## What you will do:
Copy each of the entries below word for word.

## Record list:
☆ ☆ ☆
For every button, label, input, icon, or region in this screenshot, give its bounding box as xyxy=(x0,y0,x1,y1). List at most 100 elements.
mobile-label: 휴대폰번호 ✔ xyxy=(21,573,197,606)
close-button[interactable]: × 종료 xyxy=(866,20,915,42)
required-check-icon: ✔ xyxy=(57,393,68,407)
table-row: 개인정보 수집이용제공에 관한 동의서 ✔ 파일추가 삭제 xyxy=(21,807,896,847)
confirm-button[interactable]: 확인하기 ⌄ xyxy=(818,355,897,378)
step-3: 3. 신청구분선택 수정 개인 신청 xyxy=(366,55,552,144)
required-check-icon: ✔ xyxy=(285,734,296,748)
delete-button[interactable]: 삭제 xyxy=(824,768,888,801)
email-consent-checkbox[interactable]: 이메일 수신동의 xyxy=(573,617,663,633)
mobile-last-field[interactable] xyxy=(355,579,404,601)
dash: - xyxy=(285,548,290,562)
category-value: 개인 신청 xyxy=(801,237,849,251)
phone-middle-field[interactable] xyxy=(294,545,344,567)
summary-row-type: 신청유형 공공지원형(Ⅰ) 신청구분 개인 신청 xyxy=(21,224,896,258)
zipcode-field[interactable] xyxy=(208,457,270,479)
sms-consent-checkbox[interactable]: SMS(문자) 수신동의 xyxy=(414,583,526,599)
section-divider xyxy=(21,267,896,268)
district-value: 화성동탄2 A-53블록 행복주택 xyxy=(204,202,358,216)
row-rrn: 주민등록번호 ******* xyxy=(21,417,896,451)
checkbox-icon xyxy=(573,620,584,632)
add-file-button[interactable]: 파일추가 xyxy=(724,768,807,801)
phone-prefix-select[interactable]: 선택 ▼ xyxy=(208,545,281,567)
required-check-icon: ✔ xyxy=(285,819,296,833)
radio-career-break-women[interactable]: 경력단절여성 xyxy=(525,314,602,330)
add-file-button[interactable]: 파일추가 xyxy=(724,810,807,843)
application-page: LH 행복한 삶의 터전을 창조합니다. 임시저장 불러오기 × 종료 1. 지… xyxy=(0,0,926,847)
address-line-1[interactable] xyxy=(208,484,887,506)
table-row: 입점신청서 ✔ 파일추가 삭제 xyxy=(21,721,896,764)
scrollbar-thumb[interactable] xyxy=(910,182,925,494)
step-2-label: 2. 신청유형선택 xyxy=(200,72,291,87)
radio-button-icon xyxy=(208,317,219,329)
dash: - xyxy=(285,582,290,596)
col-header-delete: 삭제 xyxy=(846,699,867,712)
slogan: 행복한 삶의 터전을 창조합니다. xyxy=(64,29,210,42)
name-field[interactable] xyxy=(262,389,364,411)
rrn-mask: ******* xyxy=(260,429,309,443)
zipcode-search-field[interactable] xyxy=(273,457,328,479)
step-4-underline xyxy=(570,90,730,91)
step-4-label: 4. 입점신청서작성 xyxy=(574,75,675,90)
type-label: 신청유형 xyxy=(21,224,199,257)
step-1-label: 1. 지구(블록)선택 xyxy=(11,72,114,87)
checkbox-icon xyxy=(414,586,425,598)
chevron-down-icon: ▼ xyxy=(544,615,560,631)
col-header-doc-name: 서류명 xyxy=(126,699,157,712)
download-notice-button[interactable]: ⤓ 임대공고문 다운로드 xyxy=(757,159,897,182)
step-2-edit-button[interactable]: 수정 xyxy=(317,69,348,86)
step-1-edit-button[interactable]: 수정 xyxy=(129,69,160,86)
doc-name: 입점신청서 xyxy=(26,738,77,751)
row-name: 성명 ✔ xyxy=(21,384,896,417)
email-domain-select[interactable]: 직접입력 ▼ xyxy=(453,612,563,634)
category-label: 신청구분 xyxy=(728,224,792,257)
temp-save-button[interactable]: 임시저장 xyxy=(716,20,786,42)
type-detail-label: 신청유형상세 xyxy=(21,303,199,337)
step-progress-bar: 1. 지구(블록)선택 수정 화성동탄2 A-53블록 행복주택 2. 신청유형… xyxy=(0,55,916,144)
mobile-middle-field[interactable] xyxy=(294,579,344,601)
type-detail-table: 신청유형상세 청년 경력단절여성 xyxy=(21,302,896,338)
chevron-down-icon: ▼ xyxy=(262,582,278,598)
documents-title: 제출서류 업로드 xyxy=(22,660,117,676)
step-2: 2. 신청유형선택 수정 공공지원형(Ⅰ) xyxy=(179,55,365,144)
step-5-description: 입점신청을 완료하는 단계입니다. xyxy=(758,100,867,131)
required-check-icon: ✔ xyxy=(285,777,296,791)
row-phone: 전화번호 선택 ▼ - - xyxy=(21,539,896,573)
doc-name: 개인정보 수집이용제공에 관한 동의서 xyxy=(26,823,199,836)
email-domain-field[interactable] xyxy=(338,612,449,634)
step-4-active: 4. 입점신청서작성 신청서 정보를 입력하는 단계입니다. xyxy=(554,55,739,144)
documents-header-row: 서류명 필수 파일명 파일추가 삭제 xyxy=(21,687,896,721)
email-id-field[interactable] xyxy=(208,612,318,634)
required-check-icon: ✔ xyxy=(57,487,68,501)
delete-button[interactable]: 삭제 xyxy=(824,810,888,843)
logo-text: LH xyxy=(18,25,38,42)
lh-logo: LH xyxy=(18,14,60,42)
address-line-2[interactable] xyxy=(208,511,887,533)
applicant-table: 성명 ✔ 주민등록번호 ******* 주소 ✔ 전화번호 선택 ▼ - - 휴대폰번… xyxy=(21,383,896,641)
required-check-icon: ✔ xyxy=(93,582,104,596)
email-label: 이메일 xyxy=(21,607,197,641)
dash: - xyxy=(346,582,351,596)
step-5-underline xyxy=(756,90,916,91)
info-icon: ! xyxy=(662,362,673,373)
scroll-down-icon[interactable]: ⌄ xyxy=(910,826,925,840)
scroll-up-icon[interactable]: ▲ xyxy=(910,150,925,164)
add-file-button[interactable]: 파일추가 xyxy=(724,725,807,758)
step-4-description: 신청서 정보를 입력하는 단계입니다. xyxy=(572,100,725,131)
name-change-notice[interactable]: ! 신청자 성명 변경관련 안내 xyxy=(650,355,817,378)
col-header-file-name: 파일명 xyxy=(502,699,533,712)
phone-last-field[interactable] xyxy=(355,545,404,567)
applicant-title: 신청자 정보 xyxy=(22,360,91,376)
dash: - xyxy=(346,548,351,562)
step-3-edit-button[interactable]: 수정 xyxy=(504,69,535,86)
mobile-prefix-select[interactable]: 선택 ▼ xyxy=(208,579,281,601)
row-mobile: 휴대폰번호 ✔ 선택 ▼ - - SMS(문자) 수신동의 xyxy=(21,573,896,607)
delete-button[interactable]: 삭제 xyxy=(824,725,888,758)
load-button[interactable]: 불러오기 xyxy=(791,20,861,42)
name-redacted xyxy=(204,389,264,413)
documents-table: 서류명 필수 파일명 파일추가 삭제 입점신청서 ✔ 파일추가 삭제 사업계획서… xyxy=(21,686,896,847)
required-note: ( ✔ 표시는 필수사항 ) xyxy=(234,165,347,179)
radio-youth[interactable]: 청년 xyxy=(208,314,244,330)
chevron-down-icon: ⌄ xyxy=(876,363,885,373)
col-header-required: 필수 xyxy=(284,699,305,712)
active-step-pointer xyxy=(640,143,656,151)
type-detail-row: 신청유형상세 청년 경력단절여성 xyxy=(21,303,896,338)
☆ ☆ ☆
## The reply:
For every button, label, input, icon, or region in this screenshot, give its bounding box as xyxy=(x0,y0,x1,y1). List at most 100 elements.
mobile-label: 휴대폰번호 ✔ xyxy=(21,573,197,606)
close-button[interactable]: × 종료 xyxy=(866,20,915,42)
required-check-icon: ✔ xyxy=(57,393,68,407)
table-row: 개인정보 수집이용제공에 관한 동의서 ✔ 파일추가 삭제 xyxy=(21,807,896,847)
confirm-button[interactable]: 확인하기 ⌄ xyxy=(818,355,897,378)
step-3: 3. 신청구분선택 수정 개인 신청 xyxy=(366,55,552,144)
required-check-icon: ✔ xyxy=(285,734,296,748)
delete-button[interactable]: 삭제 xyxy=(824,768,888,801)
email-consent-checkbox[interactable]: 이메일 수신동의 xyxy=(573,617,663,633)
mobile-last-field[interactable] xyxy=(355,579,404,601)
dash: - xyxy=(285,548,290,562)
category-value: 개인 신청 xyxy=(801,237,849,251)
phone-middle-field[interactable] xyxy=(294,545,344,567)
summary-row-type: 신청유형 공공지원형(Ⅰ) 신청구분 개인 신청 xyxy=(21,224,896,258)
zipcode-field[interactable] xyxy=(208,457,270,479)
sms-consent-checkbox[interactable]: SMS(문자) 수신동의 xyxy=(414,583,526,599)
section-divider xyxy=(21,267,896,268)
district-value: 화성동탄2 A-53블록 행복주택 xyxy=(204,202,358,216)
row-rrn: 주민등록번호 ******* xyxy=(21,417,896,451)
checkbox-icon xyxy=(573,620,584,632)
add-file-button[interactable]: 파일추가 xyxy=(724,768,807,801)
phone-prefix-select[interactable]: 선택 ▼ xyxy=(208,545,281,567)
required-check-icon: ✔ xyxy=(285,819,296,833)
radio-career-break-women[interactable]: 경력단절여성 xyxy=(525,314,602,330)
add-file-button[interactable]: 파일추가 xyxy=(724,810,807,843)
application-page: LH 행복한 삶의 터전을 창조합니다. 임시저장 불러오기 × 종료 1. 지… xyxy=(0,0,926,847)
address-line-1[interactable] xyxy=(208,484,887,506)
table-row: 입점신청서 ✔ 파일추가 삭제 xyxy=(21,721,896,764)
scrollbar-thumb[interactable] xyxy=(910,182,925,494)
step-2-label: 2. 신청유형선택 xyxy=(200,72,291,87)
radio-button-icon xyxy=(208,317,219,329)
dash: - xyxy=(285,582,290,596)
col-header-delete: 삭제 xyxy=(846,699,867,712)
slogan: 행복한 삶의 터전을 창조합니다. xyxy=(64,29,210,42)
name-field[interactable] xyxy=(262,389,364,411)
rrn-mask: ******* xyxy=(260,429,309,443)
zipcode-search-field[interactable] xyxy=(273,457,328,479)
step-4-underline xyxy=(570,90,730,91)
step-4-label: 4. 입점신청서작성 xyxy=(574,75,675,90)
type-label: 신청유형 xyxy=(21,224,199,257)
step-1-label: 1. 지구(블록)선택 xyxy=(11,72,114,87)
checkbox-icon xyxy=(414,586,425,598)
chevron-down-icon: ▼ xyxy=(544,615,560,631)
col-header-doc-name: 서류명 xyxy=(126,699,157,712)
download-notice-button[interactable]: ⤓ 임대공고문 다운로드 xyxy=(757,159,897,182)
step-2-edit-button[interactable]: 수정 xyxy=(317,69,348,86)
step-1-edit-button[interactable]: 수정 xyxy=(129,69,160,86)
doc-name: 입점신청서 xyxy=(26,738,77,751)
row-name: 성명 ✔ xyxy=(21,384,896,417)
email-domain-select[interactable]: 직접입력 ▼ xyxy=(453,612,563,634)
category-label: 신청구분 xyxy=(728,224,792,257)
temp-save-button[interactable]: 임시저장 xyxy=(716,20,786,42)
type-detail-label: 신청유형상세 xyxy=(21,303,199,337)
step-progress-bar: 1. 지구(블록)선택 수정 화성동탄2 A-53블록 행복주택 2. 신청유형… xyxy=(0,55,916,144)
mobile-middle-field[interactable] xyxy=(294,579,344,601)
type-detail-table: 신청유형상세 청년 경력단절여성 xyxy=(21,302,896,338)
chevron-down-icon: ▼ xyxy=(262,582,278,598)
documents-title: 제출서류 업로드 xyxy=(22,660,117,676)
step-2: 2. 신청유형선택 수정 공공지원형(Ⅰ) xyxy=(179,55,365,144)
step-5-description: 입점신청을 완료하는 단계입니다. xyxy=(758,100,867,131)
required-check-icon: ✔ xyxy=(285,777,296,791)
row-phone: 전화번호 선택 ▼ - - xyxy=(21,539,896,573)
doc-name: 개인정보 수집이용제공에 관한 동의서 xyxy=(26,823,199,836)
email-domain-field[interactable] xyxy=(338,612,449,634)
step-4-active: 4. 입점신청서작성 신청서 정보를 입력하는 단계입니다. xyxy=(554,55,739,144)
documents-header-row: 서류명 필수 파일명 파일추가 삭제 xyxy=(21,687,896,721)
email-id-field[interactable] xyxy=(208,612,318,634)
required-check-icon: ✔ xyxy=(57,487,68,501)
delete-button[interactable]: 삭제 xyxy=(824,810,888,843)
logo-text: LH xyxy=(18,25,38,42)
lh-logo: LH xyxy=(18,14,60,42)
address-line-2[interactable] xyxy=(208,511,887,533)
applicant-table: 성명 ✔ 주민등록번호 ******* 주소 ✔ 전화번호 선택 ▼ - - 휴대폰번… xyxy=(21,383,896,641)
required-check-icon: ✔ xyxy=(93,582,104,596)
email-label: 이메일 xyxy=(21,607,197,641)
dash: - xyxy=(346,582,351,596)
step-5-underline xyxy=(756,90,916,91)
info-icon: ! xyxy=(662,362,673,373)
scroll-down-icon[interactable]: ⌄ xyxy=(910,826,925,840)
scroll-up-icon[interactable]: ▲ xyxy=(910,150,925,164)
add-file-button[interactable]: 파일추가 xyxy=(724,725,807,758)
step-4-description: 신청서 정보를 입력하는 단계입니다. xyxy=(572,100,725,131)
name-change-notice[interactable]: ! 신청자 성명 변경관련 안내 xyxy=(650,355,817,378)
col-header-file-name: 파일명 xyxy=(502,699,533,712)
phone-last-field[interactable] xyxy=(355,545,404,567)
applicant-title: 신청자 정보 xyxy=(22,360,91,376)
dash: - xyxy=(346,548,351,562)
step-3-edit-button[interactable]: 수정 xyxy=(504,69,535,86)
mobile-prefix-select[interactable]: 선택 ▼ xyxy=(208,579,281,601)
row-mobile: 휴대폰번호 ✔ 선택 ▼ - - SMS(문자) 수신동의 xyxy=(21,573,896,607)
delete-button[interactable]: 삭제 xyxy=(824,725,888,758)
load-button[interactable]: 불러오기 xyxy=(791,20,861,42)
name-redacted xyxy=(204,389,264,413)
documents-table: 서류명 필수 파일명 파일추가 삭제 입점신청서 ✔ 파일추가 삭제 사업계획서… xyxy=(21,686,896,847)
required-note: ( ✔ 표시는 필수사항 ) xyxy=(234,165,347,179)
radio-youth[interactable]: 청년 xyxy=(208,314,244,330)
chevron-down-icon: ⌄ xyxy=(876,363,885,373)
col-header-required: 필수 xyxy=(284,699,305,712)
active-step-pointer xyxy=(640,143,656,151)
type-detail-row: 신청유형상세 청년 경력단절여성 xyxy=(21,303,896,338)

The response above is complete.